> **What is needed**
Gather, from the data below, each line in which the word "author" occurs.

> **Listed records**
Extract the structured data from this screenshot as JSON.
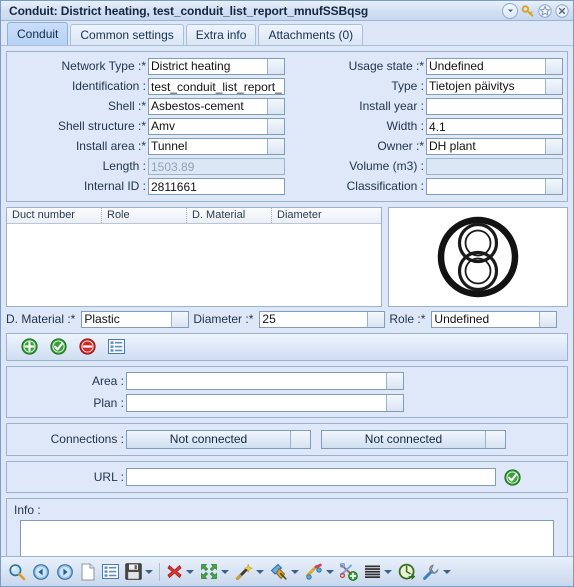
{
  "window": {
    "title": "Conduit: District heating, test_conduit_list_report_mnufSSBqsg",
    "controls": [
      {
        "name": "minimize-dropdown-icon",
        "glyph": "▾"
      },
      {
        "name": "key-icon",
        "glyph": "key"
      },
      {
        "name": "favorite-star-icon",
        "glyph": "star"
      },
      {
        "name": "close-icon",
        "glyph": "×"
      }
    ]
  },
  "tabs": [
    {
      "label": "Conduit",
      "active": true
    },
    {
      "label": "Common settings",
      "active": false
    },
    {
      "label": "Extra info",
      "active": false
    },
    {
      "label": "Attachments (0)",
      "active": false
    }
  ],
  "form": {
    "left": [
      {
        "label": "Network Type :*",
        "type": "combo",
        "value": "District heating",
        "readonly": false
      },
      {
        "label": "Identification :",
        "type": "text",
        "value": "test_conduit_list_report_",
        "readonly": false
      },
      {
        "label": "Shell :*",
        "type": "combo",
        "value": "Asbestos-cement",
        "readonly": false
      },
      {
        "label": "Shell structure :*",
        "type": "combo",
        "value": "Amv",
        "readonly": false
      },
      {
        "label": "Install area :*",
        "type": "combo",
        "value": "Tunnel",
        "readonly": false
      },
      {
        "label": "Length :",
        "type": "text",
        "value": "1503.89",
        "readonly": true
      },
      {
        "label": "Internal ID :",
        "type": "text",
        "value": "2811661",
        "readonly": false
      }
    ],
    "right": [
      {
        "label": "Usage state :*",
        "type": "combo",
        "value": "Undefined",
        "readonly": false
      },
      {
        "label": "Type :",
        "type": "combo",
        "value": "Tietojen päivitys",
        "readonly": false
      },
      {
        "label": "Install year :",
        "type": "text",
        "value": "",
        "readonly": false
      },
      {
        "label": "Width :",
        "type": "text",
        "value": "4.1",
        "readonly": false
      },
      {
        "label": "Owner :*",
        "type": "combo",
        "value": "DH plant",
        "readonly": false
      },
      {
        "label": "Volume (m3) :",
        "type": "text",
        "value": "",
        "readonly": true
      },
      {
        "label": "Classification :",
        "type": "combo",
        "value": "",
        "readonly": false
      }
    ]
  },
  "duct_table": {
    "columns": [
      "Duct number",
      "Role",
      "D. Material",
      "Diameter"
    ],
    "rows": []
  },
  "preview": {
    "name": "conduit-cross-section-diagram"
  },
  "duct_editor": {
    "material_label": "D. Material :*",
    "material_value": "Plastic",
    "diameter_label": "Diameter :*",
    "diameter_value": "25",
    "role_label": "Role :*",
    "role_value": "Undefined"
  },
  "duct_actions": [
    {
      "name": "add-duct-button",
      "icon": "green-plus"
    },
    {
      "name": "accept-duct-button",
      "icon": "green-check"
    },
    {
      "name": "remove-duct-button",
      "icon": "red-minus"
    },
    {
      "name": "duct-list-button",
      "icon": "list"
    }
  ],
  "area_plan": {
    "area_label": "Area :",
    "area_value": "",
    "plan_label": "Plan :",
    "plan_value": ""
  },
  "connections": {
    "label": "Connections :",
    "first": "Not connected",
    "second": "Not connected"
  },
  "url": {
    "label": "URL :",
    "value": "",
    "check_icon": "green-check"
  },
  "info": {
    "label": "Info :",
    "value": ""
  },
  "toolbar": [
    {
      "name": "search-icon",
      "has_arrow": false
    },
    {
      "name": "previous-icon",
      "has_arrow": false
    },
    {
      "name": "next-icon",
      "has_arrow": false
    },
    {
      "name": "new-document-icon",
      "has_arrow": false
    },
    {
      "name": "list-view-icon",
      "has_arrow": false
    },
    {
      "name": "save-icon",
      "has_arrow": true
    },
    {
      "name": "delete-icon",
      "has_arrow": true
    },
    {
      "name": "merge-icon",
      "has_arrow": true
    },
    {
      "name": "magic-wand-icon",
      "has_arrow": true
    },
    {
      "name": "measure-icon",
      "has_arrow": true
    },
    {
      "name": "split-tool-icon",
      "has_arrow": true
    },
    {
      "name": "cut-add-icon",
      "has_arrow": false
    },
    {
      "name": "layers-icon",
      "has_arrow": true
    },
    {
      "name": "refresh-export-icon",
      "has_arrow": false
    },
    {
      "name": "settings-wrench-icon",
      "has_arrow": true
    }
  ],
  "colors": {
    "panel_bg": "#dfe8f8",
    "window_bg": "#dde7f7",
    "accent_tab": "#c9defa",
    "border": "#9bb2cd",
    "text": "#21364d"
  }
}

...

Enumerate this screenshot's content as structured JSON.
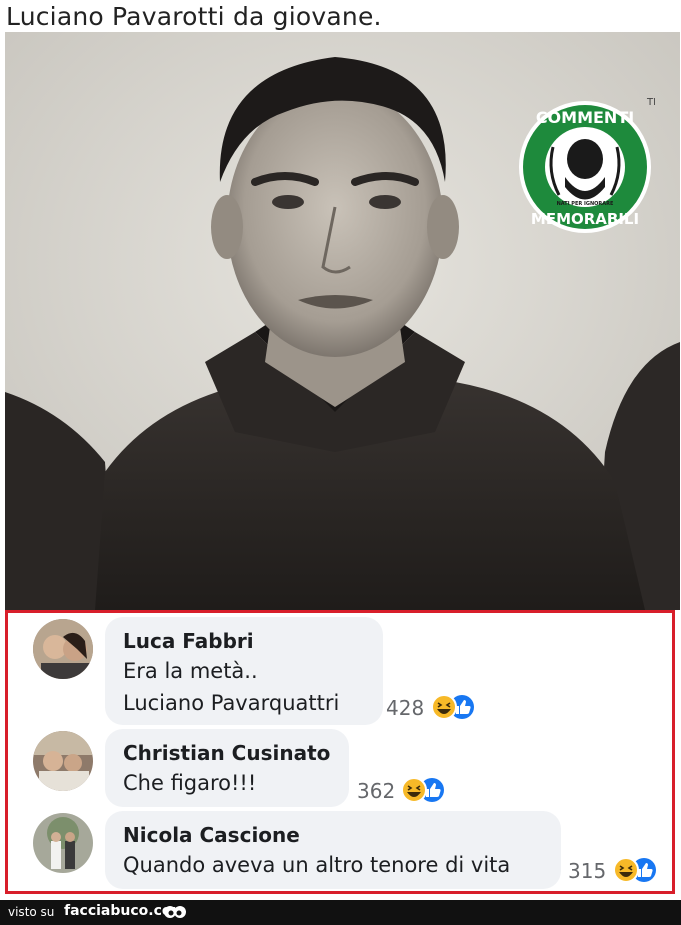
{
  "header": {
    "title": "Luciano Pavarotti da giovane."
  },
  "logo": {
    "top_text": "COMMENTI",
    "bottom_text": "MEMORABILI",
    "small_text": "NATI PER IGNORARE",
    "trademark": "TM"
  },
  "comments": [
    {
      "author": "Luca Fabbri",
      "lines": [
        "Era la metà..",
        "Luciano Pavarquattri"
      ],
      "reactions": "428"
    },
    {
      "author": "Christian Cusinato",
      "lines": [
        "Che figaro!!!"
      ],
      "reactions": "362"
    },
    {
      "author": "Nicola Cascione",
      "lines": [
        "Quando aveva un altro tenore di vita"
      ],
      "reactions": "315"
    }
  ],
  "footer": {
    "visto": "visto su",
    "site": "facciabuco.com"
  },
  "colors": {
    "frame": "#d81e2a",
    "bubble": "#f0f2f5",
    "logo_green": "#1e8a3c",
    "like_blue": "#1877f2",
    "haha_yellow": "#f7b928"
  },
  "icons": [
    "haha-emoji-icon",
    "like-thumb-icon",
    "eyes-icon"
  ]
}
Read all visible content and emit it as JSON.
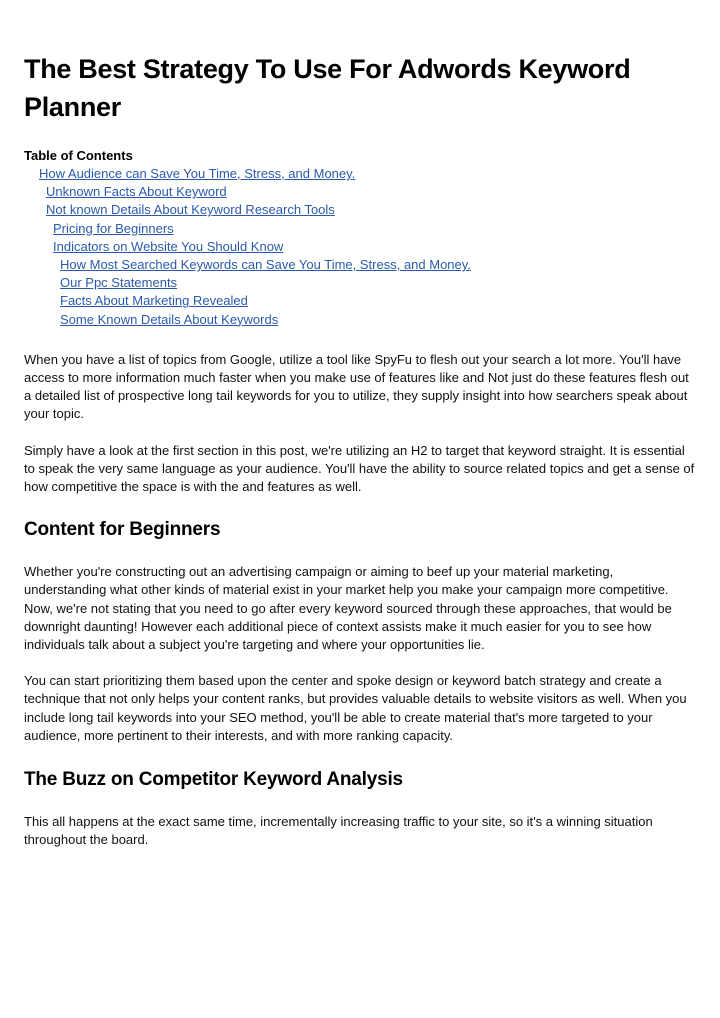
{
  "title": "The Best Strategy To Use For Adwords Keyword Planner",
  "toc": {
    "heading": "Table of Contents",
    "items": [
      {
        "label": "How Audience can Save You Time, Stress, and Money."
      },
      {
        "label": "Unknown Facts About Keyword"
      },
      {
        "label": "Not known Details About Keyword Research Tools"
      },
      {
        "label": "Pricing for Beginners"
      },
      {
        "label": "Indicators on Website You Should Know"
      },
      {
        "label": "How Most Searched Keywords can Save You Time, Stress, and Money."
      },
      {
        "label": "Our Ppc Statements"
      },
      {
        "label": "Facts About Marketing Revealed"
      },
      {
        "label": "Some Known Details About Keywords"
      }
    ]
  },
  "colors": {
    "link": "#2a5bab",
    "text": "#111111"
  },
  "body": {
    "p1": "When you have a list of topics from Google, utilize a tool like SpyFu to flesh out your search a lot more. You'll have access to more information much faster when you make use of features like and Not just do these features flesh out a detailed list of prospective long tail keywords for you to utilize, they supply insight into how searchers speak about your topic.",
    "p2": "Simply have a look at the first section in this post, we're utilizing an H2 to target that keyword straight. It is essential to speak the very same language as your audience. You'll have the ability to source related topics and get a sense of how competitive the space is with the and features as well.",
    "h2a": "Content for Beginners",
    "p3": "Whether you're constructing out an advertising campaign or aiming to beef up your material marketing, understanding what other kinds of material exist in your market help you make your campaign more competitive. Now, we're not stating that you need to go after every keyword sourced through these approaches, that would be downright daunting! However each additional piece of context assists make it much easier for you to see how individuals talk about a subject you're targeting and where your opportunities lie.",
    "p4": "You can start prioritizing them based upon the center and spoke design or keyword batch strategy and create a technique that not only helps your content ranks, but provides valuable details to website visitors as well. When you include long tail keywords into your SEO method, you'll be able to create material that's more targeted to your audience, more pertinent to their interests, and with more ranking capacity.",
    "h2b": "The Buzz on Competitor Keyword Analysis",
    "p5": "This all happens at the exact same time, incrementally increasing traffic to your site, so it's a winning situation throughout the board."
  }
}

* * *

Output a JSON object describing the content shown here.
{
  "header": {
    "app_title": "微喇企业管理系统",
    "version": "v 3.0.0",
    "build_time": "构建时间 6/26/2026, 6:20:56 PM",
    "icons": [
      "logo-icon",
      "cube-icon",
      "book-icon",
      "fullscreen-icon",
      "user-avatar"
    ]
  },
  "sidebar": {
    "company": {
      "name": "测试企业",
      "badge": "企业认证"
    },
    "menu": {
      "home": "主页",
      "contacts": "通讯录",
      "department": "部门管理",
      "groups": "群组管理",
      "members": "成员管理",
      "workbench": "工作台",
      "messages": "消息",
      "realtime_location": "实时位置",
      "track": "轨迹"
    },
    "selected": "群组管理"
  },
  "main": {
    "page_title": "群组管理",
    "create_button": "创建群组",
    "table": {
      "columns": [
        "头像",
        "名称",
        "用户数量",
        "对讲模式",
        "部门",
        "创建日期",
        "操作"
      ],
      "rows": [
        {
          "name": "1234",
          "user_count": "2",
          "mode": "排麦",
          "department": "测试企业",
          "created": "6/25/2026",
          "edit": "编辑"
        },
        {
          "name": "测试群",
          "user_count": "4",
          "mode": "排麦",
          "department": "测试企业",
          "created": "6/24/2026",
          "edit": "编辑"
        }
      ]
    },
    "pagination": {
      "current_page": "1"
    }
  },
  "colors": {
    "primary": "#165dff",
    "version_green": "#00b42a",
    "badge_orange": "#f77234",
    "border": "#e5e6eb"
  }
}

> **Result of this exercise**
      "author": "Luca Fabbri",
      "author": "Christian Cusinato",
      "author": "Nicola Cascione",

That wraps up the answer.